### Dataset records:
#####
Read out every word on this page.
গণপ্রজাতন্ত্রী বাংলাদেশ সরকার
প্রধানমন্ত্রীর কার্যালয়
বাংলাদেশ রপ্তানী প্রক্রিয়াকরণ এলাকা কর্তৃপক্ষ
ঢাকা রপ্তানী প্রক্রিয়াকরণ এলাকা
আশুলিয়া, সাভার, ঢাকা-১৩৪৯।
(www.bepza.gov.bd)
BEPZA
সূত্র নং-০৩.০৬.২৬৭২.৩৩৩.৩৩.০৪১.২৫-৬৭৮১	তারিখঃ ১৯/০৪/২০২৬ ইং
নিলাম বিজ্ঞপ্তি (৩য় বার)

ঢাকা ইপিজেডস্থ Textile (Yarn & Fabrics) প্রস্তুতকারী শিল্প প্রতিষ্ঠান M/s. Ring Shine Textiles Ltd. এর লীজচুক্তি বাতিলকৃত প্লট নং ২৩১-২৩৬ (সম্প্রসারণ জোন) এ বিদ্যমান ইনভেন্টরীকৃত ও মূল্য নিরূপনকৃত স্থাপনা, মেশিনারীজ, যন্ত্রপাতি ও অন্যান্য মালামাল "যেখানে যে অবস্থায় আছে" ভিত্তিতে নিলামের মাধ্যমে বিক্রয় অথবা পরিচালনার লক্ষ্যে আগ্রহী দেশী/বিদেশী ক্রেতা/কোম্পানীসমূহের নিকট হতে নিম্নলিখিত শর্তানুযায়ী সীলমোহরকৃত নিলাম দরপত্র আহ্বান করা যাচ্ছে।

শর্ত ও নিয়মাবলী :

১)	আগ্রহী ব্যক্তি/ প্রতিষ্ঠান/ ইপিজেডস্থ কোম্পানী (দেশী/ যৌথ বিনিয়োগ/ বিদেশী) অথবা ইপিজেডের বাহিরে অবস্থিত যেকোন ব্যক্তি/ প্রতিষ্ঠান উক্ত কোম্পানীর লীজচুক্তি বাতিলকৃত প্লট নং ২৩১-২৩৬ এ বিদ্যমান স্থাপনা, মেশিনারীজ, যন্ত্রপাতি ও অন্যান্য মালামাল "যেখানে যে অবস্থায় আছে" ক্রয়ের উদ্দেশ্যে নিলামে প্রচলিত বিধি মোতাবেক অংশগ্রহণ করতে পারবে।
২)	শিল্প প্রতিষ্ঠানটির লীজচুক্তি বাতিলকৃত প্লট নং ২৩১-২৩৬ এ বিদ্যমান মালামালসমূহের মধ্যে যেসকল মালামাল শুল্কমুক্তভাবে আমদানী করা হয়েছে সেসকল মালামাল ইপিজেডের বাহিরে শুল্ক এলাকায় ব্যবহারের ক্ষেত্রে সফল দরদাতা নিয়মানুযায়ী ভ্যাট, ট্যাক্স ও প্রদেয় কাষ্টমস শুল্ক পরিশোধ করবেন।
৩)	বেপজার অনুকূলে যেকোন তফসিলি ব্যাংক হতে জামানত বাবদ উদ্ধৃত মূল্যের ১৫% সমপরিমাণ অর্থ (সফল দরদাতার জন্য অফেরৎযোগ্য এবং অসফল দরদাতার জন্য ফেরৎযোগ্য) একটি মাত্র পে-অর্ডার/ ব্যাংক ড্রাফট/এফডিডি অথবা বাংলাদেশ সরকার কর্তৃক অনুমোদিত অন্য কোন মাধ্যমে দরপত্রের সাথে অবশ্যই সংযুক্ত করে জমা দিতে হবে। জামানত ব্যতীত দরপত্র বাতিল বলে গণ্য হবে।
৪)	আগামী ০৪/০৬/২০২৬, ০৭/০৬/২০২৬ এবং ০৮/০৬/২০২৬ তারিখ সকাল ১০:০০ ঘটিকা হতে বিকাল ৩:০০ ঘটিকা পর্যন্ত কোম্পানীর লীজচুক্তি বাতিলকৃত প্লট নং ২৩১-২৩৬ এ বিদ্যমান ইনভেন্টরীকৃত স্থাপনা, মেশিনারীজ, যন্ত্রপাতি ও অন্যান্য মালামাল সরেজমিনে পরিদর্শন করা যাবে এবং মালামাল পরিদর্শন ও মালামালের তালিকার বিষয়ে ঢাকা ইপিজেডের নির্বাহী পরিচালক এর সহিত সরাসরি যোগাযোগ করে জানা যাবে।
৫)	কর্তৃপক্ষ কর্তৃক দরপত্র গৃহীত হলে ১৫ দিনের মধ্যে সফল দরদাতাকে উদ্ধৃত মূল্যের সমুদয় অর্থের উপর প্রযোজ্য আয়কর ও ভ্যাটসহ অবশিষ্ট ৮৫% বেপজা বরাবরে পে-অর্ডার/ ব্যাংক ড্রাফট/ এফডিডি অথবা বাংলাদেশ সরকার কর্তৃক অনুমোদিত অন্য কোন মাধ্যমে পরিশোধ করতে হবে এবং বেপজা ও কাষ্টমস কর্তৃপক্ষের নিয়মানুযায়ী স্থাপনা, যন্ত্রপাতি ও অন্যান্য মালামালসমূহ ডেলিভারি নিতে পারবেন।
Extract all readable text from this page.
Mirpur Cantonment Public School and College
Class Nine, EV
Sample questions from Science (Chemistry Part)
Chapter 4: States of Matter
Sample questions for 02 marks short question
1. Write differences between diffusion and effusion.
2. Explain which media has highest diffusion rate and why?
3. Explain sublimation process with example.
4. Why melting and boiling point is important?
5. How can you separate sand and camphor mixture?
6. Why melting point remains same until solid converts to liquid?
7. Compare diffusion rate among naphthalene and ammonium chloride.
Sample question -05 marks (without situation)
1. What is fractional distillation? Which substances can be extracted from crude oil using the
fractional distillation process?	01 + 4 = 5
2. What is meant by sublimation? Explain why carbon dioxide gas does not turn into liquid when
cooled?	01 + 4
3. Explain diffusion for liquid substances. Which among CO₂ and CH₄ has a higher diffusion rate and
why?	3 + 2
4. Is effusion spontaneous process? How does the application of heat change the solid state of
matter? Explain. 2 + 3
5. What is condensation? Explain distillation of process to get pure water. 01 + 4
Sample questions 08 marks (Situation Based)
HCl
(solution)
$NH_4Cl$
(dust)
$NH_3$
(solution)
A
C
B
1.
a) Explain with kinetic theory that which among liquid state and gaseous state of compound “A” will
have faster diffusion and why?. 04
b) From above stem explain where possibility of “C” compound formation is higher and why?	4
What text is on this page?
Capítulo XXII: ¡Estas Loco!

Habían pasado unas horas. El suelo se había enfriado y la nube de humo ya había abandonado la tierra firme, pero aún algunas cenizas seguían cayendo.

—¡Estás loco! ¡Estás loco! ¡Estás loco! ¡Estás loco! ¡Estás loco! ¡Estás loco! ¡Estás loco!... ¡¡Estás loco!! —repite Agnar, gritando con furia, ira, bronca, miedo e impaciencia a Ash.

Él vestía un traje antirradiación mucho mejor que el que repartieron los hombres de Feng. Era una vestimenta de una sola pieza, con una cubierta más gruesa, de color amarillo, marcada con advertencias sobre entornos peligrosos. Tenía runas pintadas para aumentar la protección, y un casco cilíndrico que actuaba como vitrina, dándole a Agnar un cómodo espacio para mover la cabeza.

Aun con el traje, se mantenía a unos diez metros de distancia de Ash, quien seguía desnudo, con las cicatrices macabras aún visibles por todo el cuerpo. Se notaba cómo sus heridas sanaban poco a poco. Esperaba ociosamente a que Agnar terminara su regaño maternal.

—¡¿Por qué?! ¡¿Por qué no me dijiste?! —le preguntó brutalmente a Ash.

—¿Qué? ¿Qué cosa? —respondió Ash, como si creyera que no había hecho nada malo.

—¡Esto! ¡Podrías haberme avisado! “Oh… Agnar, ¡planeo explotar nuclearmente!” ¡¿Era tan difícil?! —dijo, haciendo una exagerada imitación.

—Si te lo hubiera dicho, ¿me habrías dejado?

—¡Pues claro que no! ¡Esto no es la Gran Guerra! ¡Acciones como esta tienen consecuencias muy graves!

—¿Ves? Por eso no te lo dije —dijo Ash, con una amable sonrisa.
#####
### Task statement:
Search the listing above for the string "marks". Copy every line that contains it.

### Final result:
Sample questions for 02 marks short question
Sample question -05 marks (without situation)
Sample questions 08 marks (Situation Based)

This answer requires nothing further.